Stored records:
————

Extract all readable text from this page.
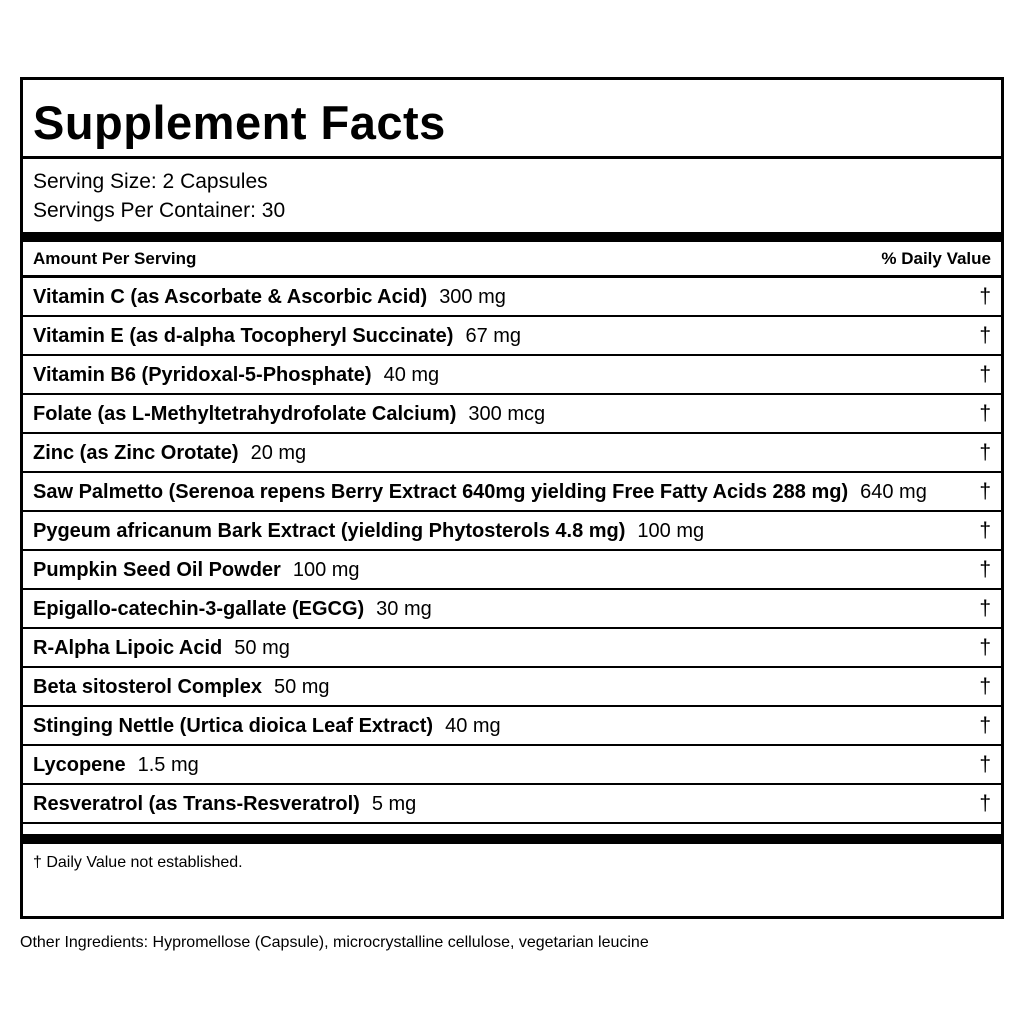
Supplement Facts
Serving Size: 2 Capsules
Servings Per Container: 30
Amount Per Serving	% Daily Value
Vitamin C (as Ascorbate & Ascorbic Acid) 300 mg	†
Vitamin E (as d-alpha Tocopheryl Succinate) 67 mg	†
Vitamin B6 (Pyridoxal-5-Phosphate) 40 mg	†
Folate (as L-Methyltetrahydrofolate Calcium) 300 mcg	†
Zinc (as Zinc Orotate) 20 mg	†
Saw Palmetto (Serenoa repens Berry Extract 640mg yielding Free Fatty Acids 288 mg) 640 mg †
Pygeum africanum Bark Extract (yielding Phytosterols 4.8 mg) 100 mg	†
Pumpkin Seed Oil Powder 100 mg	†
Epigallo-catechin-3-gallate (EGCG) 30 mg	†
R-Alpha Lipoic Acid 50 mg	†
Beta sitosterol Complex 50 mg	†
Stinging Nettle (Urtica dioica Leaf Extract) 40 mg	†
Lycopene 1.5 mg	†
Resveratrol (as Trans-Resveratrol) 5 mg	†
† Daily Value not established.
Other Ingredients: Hypromellose (Capsule), microcrystalline cellulose, vegetarian leucine
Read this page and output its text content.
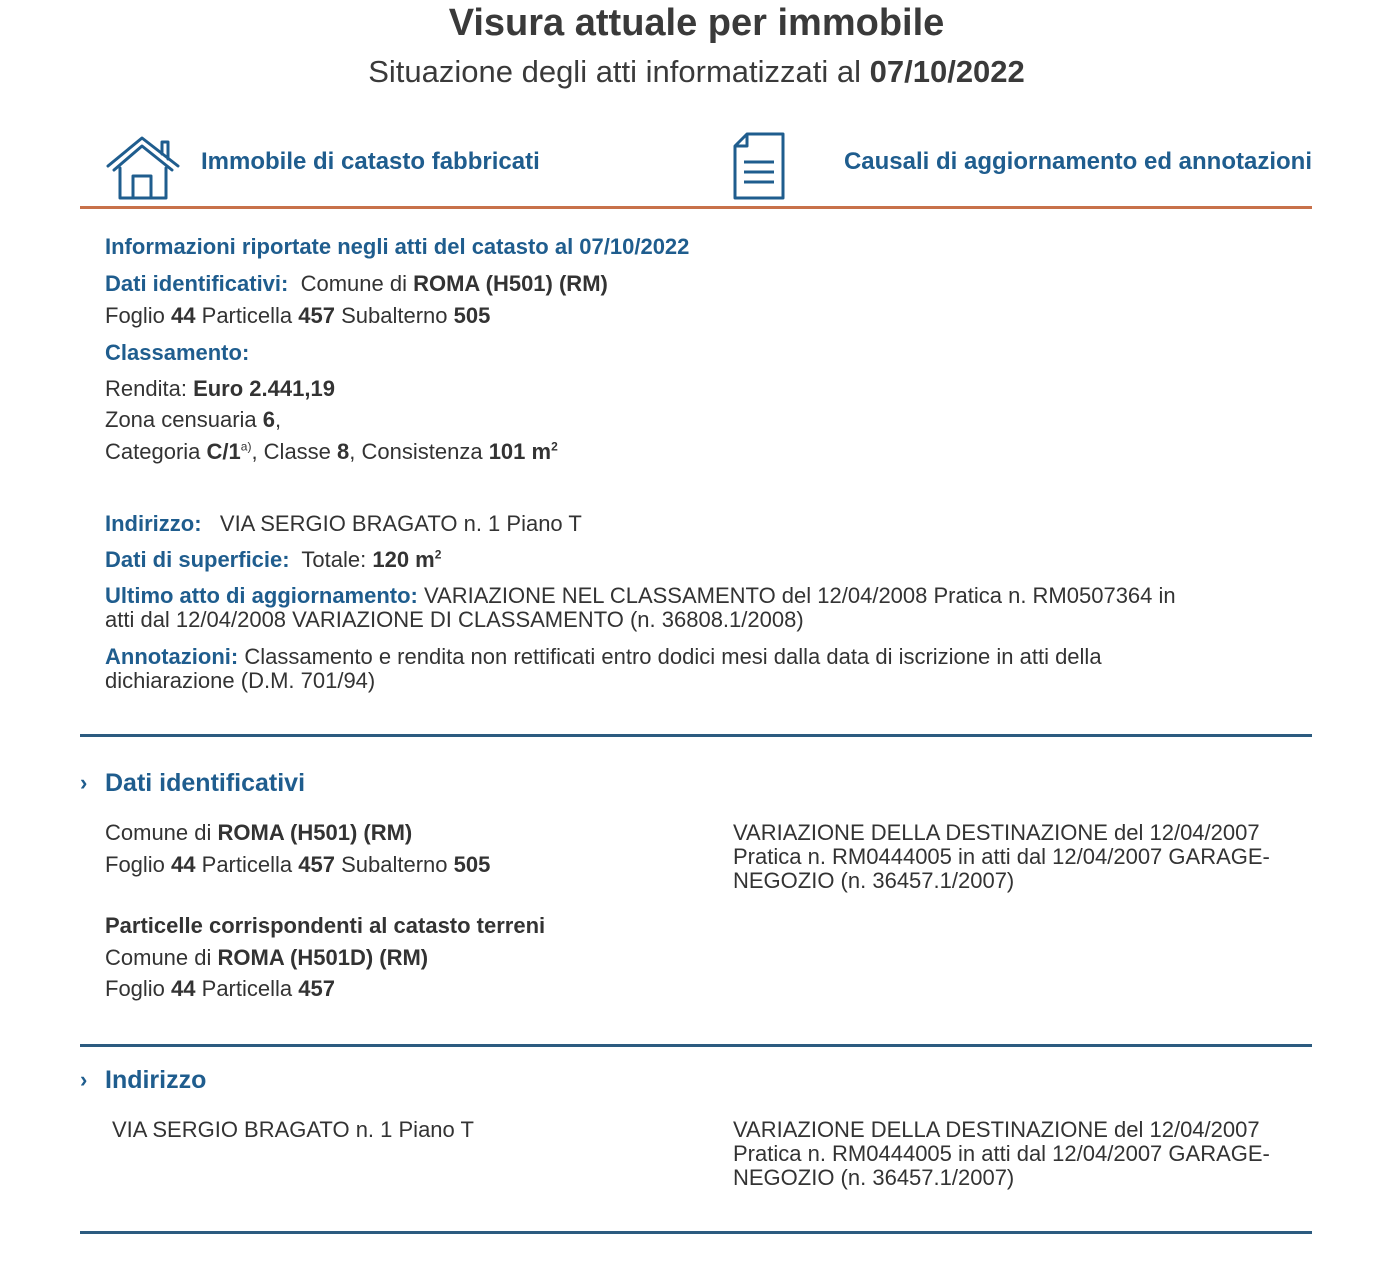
Visura attuale per immobile
Situazione degli atti informatizzati al 07/10/2022
Immobile di catasto fabbricati	Causali di aggiornamento ed annotazioni
Informazioni riportate negli atti del catasto al 07/10/2022
Dati identificativi: Comune di ROMA (H501) (RM)
Foglio 44 Particella 457 Subalterno 505
Classamento:
Rendita: Euro 2.441,19
Zona censuaria 6,
Categoria C/1$^{a)}$, Classe 8, Consistenza 101 $m^2$
Indirizzo: VIA SERGIO BRAGATO n. 1 Piano T
Dati di superficie: Totale: 120 $m^2$
Ultimo atto di aggiornamento: VARIAZIONE NEL CLASSAMENTO del 12/04/2008 Pratica n. RM0507364 in
atti dal 12/04/2008 VARIAZIONE DI CLASSAMENTO (n. 36808.1/2008)
Annotazioni: Classamento e rendita non rettificati entro dodici mesi dalla data di iscrizione in atti della
dichiarazione (D.M. 701/94)
› Dati identificativi
Comune di ROMA (H501) (RM)
Foglio 44 Particella 457 Subalterno 505
Particelle corrispondenti al catasto terreni
Comune di ROMA (H501D) (RM)
Foglio 44 Particella 457
VARIAZIONE DELLA DESTINAZIONE del 12/04/2007
Pratica n. RM0444005 in atti dal 12/04/2007 GARAGE-
NEGOZIO (n. 36457.1/2007)
› Indirizzo
VIA SERGIO BRAGATO n. 1 Piano T	VARIAZIONE DELLA DESTINAZIONE del 12/04/2007
Pratica n. RM0444005 in atti dal 12/04/2007 GARAGE-
NEGOZIO (n. 36457.1/2007)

————

=== What is being asked ===
Copy, from the material, each line that holds the string "Daily".

=== Exercise output ===
Amount Per Serving	% Daily Value
† Daily Value not established.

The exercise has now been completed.